Copy out every line containing the word "times".

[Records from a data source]
*-*-*
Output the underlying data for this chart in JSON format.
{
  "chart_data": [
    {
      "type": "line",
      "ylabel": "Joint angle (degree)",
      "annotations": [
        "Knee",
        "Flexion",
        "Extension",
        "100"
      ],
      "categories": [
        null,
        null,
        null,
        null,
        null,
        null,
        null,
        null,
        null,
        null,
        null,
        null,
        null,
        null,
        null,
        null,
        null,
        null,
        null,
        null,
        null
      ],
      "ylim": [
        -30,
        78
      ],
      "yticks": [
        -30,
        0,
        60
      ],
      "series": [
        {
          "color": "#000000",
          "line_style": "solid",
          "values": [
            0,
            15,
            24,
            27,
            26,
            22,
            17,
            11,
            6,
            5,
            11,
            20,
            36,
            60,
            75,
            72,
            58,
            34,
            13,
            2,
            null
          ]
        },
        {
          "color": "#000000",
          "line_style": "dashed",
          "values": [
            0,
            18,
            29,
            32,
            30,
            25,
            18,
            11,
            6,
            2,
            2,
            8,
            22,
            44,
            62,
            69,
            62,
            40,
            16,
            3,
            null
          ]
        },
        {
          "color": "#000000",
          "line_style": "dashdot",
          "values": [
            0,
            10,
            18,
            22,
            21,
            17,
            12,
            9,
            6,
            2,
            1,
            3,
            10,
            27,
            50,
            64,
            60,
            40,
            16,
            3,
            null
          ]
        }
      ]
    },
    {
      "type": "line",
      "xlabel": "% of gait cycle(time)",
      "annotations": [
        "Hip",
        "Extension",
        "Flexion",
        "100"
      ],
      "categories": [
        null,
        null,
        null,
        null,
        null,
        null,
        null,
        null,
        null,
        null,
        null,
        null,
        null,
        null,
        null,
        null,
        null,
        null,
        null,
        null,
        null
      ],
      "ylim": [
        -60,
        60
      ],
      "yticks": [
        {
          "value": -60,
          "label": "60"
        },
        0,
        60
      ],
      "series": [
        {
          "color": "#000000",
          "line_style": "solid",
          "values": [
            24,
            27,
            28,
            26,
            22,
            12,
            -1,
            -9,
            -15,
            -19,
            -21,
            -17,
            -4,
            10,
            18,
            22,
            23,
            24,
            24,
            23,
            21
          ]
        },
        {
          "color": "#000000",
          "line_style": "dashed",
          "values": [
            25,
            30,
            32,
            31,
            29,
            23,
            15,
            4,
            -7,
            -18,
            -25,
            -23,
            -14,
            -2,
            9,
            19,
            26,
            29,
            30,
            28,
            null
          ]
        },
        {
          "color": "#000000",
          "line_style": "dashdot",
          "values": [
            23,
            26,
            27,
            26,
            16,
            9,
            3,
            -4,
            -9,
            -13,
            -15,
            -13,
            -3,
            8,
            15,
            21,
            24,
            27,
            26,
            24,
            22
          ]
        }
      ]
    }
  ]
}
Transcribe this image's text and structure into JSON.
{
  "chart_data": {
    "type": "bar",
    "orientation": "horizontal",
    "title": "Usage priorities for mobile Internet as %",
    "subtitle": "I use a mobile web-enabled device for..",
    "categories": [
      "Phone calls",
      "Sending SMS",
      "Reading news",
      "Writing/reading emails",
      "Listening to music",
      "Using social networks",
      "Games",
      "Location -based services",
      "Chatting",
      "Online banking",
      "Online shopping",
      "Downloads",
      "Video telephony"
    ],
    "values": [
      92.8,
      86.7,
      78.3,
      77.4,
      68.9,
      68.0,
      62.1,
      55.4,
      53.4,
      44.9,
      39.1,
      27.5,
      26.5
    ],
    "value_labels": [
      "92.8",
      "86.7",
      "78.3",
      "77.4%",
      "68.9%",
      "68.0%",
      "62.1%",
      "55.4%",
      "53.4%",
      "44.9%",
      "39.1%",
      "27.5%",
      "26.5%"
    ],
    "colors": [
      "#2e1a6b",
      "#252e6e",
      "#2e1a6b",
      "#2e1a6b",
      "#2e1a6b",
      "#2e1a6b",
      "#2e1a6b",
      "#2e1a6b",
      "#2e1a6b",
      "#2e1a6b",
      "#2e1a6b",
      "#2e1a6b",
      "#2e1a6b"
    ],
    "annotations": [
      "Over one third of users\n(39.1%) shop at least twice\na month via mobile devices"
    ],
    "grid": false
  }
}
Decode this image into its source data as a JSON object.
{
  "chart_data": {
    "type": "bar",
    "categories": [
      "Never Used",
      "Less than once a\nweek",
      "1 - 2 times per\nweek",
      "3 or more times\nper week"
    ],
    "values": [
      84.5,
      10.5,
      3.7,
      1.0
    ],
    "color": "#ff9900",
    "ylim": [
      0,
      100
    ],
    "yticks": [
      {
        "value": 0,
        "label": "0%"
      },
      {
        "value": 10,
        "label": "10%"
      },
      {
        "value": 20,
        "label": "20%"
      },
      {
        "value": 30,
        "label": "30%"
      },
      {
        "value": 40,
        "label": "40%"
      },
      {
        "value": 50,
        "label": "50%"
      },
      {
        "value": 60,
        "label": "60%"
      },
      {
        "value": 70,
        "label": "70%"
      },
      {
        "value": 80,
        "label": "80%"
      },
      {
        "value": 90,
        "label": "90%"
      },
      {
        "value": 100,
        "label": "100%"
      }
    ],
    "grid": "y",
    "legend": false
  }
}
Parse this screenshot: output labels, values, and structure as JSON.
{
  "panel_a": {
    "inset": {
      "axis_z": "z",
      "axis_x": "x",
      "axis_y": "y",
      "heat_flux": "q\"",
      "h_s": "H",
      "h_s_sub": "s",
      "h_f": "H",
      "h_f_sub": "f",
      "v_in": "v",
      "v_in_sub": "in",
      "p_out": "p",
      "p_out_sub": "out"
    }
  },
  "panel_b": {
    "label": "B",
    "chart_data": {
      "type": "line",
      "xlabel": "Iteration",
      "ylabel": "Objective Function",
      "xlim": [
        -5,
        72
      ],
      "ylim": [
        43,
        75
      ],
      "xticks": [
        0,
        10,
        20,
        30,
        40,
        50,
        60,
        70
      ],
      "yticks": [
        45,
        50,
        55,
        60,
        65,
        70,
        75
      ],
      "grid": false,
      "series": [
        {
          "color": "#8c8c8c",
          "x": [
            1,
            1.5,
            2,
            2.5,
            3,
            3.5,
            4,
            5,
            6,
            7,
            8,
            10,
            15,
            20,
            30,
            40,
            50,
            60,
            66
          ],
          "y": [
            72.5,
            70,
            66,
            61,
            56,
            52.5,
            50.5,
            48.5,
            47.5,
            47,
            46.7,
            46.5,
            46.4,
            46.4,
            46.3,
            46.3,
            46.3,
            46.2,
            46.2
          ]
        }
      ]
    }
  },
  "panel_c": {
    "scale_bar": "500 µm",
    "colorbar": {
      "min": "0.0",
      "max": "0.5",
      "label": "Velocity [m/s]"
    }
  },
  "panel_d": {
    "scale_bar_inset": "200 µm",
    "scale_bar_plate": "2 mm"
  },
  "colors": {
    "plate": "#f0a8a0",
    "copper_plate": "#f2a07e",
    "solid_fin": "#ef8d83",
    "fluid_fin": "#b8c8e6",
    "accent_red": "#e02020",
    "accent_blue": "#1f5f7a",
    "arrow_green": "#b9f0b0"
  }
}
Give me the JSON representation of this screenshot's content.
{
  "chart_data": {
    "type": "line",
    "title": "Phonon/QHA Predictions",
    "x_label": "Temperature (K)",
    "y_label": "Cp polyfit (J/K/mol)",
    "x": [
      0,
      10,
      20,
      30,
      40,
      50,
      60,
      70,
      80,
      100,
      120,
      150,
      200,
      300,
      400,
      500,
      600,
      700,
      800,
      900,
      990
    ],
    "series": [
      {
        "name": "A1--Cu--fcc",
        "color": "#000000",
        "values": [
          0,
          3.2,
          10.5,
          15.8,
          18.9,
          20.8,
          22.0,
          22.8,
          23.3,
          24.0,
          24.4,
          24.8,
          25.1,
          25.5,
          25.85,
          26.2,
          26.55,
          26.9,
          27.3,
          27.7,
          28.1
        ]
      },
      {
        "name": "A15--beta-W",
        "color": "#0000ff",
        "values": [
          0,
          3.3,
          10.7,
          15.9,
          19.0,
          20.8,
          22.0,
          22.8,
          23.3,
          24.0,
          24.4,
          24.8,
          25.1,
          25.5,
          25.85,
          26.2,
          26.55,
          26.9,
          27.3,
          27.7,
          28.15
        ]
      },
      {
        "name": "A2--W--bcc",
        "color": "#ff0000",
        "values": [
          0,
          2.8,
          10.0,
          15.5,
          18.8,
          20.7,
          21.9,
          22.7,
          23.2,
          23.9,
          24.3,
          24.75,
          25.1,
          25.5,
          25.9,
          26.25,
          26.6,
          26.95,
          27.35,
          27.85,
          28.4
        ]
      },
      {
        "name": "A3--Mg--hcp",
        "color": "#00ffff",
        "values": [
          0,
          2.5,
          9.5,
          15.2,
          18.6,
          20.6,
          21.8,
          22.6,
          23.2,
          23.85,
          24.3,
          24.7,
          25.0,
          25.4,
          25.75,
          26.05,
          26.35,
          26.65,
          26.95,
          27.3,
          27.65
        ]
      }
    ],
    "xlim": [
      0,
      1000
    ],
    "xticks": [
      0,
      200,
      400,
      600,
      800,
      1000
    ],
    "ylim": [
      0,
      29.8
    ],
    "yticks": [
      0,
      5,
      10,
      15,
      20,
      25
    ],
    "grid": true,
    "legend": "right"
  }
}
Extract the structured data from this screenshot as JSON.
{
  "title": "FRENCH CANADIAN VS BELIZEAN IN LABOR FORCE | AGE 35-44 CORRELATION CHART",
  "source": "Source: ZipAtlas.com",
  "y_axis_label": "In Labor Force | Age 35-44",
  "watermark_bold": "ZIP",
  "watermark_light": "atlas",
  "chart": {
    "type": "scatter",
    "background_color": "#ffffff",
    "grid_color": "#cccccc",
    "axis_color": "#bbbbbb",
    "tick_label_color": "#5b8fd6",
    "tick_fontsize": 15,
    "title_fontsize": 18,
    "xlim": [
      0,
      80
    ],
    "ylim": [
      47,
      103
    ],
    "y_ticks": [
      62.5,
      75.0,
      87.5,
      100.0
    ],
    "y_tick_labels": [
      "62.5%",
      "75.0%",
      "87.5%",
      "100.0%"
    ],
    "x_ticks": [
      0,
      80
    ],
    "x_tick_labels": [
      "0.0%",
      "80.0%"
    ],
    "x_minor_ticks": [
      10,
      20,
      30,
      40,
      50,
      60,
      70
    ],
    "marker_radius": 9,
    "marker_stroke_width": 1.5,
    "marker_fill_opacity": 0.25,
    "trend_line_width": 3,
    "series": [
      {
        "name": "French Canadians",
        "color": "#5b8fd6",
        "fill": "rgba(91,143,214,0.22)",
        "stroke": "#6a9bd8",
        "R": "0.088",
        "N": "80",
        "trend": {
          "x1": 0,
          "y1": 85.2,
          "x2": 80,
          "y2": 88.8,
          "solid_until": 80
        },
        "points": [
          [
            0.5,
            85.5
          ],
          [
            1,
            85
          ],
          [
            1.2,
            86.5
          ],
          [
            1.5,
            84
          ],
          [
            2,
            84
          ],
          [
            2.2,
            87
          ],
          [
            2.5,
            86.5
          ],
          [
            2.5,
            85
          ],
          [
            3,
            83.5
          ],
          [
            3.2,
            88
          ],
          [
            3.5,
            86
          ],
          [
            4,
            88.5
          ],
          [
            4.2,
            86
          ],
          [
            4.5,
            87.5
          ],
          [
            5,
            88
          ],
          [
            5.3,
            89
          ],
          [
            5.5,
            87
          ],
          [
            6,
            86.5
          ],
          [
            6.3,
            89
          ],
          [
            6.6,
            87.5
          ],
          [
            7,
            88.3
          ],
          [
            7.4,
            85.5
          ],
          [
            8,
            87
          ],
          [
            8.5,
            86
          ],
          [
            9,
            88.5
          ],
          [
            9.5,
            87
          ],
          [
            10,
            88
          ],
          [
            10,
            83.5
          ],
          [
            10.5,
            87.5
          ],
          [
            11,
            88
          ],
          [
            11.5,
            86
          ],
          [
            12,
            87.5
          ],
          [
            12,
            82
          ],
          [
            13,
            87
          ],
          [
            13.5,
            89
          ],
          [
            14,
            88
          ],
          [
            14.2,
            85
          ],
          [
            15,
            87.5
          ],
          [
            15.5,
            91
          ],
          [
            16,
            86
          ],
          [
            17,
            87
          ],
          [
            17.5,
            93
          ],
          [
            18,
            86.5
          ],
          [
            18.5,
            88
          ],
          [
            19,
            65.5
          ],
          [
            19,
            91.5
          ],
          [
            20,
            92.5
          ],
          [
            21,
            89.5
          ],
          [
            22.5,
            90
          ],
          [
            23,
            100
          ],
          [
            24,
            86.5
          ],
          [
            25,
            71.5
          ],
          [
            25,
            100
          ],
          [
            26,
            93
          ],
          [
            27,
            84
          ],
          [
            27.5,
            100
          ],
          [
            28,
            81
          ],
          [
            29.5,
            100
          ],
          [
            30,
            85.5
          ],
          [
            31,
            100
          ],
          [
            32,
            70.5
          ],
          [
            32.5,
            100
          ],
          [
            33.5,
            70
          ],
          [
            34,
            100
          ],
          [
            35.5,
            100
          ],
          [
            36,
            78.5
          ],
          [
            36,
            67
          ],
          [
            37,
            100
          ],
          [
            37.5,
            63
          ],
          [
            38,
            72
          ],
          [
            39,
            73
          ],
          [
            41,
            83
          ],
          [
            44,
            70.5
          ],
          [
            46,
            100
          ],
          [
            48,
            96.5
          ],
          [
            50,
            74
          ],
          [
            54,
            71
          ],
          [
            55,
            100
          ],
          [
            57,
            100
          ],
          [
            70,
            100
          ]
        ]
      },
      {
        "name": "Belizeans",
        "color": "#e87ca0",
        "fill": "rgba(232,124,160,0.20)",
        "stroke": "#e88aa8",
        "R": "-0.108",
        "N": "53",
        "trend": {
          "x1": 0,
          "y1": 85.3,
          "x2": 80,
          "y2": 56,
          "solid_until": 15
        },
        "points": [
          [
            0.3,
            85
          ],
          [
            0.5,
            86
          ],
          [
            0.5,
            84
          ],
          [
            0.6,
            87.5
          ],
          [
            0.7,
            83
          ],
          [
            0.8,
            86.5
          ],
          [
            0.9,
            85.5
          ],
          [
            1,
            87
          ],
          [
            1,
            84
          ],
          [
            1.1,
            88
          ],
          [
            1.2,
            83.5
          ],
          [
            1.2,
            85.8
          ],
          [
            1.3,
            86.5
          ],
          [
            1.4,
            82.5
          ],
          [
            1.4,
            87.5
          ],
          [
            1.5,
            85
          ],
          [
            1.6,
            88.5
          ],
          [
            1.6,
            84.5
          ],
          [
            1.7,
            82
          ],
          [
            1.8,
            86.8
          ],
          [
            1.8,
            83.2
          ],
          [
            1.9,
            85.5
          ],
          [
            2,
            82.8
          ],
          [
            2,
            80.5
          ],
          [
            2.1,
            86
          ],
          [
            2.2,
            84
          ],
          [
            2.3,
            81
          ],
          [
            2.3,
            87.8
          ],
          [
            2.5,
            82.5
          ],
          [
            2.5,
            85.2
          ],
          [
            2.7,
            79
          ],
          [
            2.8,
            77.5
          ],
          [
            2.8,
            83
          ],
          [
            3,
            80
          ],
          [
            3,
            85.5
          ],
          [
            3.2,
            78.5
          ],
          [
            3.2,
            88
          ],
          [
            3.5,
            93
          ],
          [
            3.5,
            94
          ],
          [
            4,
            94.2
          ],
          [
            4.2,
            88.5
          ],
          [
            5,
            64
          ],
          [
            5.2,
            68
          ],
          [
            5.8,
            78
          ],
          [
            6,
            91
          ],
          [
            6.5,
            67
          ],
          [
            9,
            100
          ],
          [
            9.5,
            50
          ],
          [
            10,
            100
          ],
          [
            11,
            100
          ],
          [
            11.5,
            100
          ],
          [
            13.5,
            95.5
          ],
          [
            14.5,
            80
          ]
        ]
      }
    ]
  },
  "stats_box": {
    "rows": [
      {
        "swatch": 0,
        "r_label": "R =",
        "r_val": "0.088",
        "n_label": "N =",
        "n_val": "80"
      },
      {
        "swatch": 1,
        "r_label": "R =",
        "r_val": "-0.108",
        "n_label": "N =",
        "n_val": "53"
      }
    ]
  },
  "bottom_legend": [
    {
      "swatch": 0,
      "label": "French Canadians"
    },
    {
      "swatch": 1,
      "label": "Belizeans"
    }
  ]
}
*-*-*
§ Full answer
      "1 - 2 times per\nweek",
      "3 or more times\nper week"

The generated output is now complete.